_Text block_
· · · · ·

It might seem that Badger-Bluff Fanny Freddie is the pinnacle of the Holstein bull. He’s been the top bull since the day his genetic markers showed up in the USDA database and his real-world performance has backed up his genome’s claims. But he’s far from the best bull that science can imagine.

John Cole, yet another USDA animal improvement scientist, generated an estimate of the perfect bull by choosing the optimal observed genetic sequences and hypothetically combining them. He found that the optimal bull would have a net merit value of $7,515, which absolutely blows any current bull out of the water. In other words, we’re nowhere near creating the perfect milk machine.

The problem, of course, is that genomes cannot really be cut and pasted together from the best bits. “When you go extremely far for one trait, you’re going to upset some of the other traits,” Vanraden said. Breeding is a messy (i.e. biological) process, no matter how technologically sophisticated the front end. After decades of breeding cows for milk production, people realized (to their dismay) that the ability to generate milk and the ability to have babies were negatively correlated. The more milk you tried to order up, the less babies your herd was likely to have. While we’re nowhere near the hypothetical limit for Holstein bull value, we do now know that nature is not so easily transformed without some deleterious effects. We may have factory farms, but these machines are still flesh and blood.

· · · · ·

_Supplied records_
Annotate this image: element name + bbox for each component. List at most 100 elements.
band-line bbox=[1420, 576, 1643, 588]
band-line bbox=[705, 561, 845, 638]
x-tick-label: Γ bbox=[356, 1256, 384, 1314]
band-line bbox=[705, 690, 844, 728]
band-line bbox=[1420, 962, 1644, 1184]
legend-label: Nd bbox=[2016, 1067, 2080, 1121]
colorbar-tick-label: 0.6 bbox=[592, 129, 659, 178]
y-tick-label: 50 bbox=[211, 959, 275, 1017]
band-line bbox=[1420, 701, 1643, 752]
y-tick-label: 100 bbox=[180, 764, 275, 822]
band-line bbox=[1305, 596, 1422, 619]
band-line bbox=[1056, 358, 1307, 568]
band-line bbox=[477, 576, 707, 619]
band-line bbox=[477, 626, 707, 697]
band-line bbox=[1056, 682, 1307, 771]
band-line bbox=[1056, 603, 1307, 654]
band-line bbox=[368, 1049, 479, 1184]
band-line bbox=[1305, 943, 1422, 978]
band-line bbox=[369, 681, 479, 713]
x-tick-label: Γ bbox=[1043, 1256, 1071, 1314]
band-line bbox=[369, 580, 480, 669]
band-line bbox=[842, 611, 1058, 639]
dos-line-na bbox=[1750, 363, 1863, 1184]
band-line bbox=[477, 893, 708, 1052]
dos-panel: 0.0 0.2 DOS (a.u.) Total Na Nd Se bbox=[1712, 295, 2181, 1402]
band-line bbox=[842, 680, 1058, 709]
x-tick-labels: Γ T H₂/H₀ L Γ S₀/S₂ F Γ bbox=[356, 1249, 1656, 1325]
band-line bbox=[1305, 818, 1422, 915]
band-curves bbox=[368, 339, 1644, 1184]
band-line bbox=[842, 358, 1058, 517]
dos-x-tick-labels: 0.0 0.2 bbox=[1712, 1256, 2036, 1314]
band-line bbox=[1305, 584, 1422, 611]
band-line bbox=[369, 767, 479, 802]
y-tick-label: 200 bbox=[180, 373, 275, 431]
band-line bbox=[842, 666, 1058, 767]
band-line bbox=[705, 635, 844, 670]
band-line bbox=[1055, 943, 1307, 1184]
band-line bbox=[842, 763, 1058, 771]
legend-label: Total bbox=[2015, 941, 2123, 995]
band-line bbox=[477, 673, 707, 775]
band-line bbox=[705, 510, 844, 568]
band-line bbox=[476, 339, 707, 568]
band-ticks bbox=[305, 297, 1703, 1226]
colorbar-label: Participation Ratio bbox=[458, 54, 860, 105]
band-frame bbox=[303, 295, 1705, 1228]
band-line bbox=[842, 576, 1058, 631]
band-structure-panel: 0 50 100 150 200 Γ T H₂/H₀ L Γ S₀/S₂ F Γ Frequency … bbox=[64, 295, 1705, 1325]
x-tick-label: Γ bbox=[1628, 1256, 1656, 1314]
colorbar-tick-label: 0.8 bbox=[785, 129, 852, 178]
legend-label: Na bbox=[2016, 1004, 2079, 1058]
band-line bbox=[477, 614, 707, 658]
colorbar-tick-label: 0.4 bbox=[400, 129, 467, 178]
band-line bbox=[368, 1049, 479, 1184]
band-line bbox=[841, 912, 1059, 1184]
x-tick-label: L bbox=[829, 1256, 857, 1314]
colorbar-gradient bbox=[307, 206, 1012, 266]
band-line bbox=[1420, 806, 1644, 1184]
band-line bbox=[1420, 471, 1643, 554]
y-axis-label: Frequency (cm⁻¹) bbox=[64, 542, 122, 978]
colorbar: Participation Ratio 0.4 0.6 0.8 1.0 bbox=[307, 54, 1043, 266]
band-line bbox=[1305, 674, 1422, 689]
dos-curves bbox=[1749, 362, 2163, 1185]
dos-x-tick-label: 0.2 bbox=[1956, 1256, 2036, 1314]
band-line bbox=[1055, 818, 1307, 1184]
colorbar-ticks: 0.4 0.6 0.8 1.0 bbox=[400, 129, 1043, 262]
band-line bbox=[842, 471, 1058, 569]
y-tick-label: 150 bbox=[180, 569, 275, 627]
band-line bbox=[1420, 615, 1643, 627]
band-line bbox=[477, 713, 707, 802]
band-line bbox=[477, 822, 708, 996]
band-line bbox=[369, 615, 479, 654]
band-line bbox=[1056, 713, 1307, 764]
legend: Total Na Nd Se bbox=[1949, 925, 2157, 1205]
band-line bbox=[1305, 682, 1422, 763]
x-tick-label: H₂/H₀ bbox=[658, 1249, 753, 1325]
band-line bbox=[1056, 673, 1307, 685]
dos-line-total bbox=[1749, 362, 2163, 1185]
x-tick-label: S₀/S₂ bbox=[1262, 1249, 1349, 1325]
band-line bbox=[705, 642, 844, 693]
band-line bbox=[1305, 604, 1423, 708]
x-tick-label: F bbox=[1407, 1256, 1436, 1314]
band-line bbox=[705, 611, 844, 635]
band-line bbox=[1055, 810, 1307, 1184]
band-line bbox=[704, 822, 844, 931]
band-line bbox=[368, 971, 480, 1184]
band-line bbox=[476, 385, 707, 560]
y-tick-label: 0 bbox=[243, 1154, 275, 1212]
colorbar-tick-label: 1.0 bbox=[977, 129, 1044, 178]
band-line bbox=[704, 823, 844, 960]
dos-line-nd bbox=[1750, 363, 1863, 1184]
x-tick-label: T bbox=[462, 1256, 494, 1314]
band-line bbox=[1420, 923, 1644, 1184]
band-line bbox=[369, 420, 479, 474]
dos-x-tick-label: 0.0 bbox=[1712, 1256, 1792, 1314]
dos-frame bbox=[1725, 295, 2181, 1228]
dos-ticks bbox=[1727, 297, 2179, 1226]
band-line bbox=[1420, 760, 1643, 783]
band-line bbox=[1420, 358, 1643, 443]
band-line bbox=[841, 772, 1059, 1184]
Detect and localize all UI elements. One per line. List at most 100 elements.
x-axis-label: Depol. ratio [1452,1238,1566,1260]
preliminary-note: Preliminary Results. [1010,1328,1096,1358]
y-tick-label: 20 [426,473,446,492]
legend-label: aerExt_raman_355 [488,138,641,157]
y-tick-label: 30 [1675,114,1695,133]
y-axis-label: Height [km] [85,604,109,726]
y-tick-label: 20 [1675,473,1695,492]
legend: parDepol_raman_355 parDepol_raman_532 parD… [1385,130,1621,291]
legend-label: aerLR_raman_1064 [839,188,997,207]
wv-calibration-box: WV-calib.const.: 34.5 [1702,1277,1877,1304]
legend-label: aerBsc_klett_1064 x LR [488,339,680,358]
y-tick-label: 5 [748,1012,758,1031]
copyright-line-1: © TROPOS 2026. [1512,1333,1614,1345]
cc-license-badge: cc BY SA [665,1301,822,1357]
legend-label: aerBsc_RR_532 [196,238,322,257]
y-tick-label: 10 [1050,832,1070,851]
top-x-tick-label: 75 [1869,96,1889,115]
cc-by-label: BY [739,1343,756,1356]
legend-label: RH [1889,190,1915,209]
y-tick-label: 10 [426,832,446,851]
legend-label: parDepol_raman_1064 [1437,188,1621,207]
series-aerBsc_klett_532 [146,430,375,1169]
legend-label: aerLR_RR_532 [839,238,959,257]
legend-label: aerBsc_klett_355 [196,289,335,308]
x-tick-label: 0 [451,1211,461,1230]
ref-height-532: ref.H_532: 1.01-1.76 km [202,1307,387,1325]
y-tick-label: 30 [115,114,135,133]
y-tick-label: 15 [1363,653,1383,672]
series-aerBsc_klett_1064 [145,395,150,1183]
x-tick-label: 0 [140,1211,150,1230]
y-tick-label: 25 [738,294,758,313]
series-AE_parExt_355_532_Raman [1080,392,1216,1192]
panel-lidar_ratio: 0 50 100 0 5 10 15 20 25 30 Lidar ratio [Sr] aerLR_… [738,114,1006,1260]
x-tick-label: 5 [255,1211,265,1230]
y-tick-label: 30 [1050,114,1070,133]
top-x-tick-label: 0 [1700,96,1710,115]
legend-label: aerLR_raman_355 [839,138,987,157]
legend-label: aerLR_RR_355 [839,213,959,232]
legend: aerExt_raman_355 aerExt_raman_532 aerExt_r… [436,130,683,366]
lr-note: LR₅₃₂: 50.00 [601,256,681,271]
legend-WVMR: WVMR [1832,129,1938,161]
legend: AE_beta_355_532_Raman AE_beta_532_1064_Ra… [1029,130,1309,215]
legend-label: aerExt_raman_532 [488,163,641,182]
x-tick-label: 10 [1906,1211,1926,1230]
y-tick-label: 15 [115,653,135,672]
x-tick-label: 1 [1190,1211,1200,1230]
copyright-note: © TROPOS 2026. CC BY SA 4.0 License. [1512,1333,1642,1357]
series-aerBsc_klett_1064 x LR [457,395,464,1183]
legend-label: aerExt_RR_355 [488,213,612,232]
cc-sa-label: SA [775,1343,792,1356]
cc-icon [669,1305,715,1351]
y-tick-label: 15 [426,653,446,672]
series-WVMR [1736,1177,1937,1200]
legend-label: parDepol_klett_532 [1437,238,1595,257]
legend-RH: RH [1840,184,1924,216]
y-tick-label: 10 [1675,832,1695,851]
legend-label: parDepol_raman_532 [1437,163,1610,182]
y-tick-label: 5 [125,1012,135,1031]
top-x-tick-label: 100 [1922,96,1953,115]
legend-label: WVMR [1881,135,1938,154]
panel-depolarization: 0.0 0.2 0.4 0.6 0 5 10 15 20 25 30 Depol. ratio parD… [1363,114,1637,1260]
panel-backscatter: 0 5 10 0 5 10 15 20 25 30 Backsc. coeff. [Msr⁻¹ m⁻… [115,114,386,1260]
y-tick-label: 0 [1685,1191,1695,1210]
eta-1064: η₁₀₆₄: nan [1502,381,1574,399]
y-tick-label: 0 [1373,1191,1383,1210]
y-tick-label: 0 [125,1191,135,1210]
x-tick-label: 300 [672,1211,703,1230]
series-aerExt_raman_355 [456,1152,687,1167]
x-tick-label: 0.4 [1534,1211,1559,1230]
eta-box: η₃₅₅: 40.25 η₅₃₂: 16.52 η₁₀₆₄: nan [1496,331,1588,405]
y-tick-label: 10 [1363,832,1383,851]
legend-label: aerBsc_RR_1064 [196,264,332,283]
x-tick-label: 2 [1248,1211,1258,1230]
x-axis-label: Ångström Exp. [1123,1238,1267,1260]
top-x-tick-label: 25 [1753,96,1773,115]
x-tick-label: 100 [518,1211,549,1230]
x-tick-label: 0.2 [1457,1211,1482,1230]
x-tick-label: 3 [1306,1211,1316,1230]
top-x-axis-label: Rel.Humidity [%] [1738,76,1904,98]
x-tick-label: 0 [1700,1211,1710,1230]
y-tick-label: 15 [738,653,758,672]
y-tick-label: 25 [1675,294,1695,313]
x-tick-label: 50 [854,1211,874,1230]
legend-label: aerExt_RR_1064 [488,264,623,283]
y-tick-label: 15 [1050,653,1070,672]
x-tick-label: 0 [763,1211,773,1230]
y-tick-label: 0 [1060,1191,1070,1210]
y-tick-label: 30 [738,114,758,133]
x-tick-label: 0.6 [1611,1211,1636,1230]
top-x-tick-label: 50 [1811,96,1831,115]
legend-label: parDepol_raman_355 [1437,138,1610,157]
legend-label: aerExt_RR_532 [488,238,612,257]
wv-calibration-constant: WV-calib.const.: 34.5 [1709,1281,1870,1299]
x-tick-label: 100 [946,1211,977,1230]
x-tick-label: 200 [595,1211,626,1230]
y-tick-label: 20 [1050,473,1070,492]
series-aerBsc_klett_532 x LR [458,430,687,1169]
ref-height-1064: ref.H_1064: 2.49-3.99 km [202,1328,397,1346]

· · · · ·

_What this exercise asks_
a – Answer these questions from the Holstein breeding text:
(i) Who generated the estimate of the perfect bull?
(ii) What net merit value would the optimal bull have?
(iii) Which two abilities did people find to be negatively correlated after decades of breeding cows?
b – Continue the Holstein breeding text from its last sentence.

_Solved tasks_
a –
(i) John Cole, a USDA animal improvement scientist.
(ii) $7,515.
(iii) The ability to generate milk and the ability to have babies.

b –
Except for Badger-Fluff Fanny Freddie and his fellow bulls, that is. Freddie is a disembodied creature, an animal that is more important as data than as meat or muscle. Though he’s been mentioned in thousands of web pages and dozens of trade industry articles, no one mentions where he was born or where the animal currently lives. He is, for all intents and purposes except for his own, genetic material that comes in the handy form of semen. His thousands of daughters will never smell him and his physical location doesn’t matter to anyone. He will be replaced very soon by the next top bull, as subject to the pressures of our economic system as the last version of the iPhone.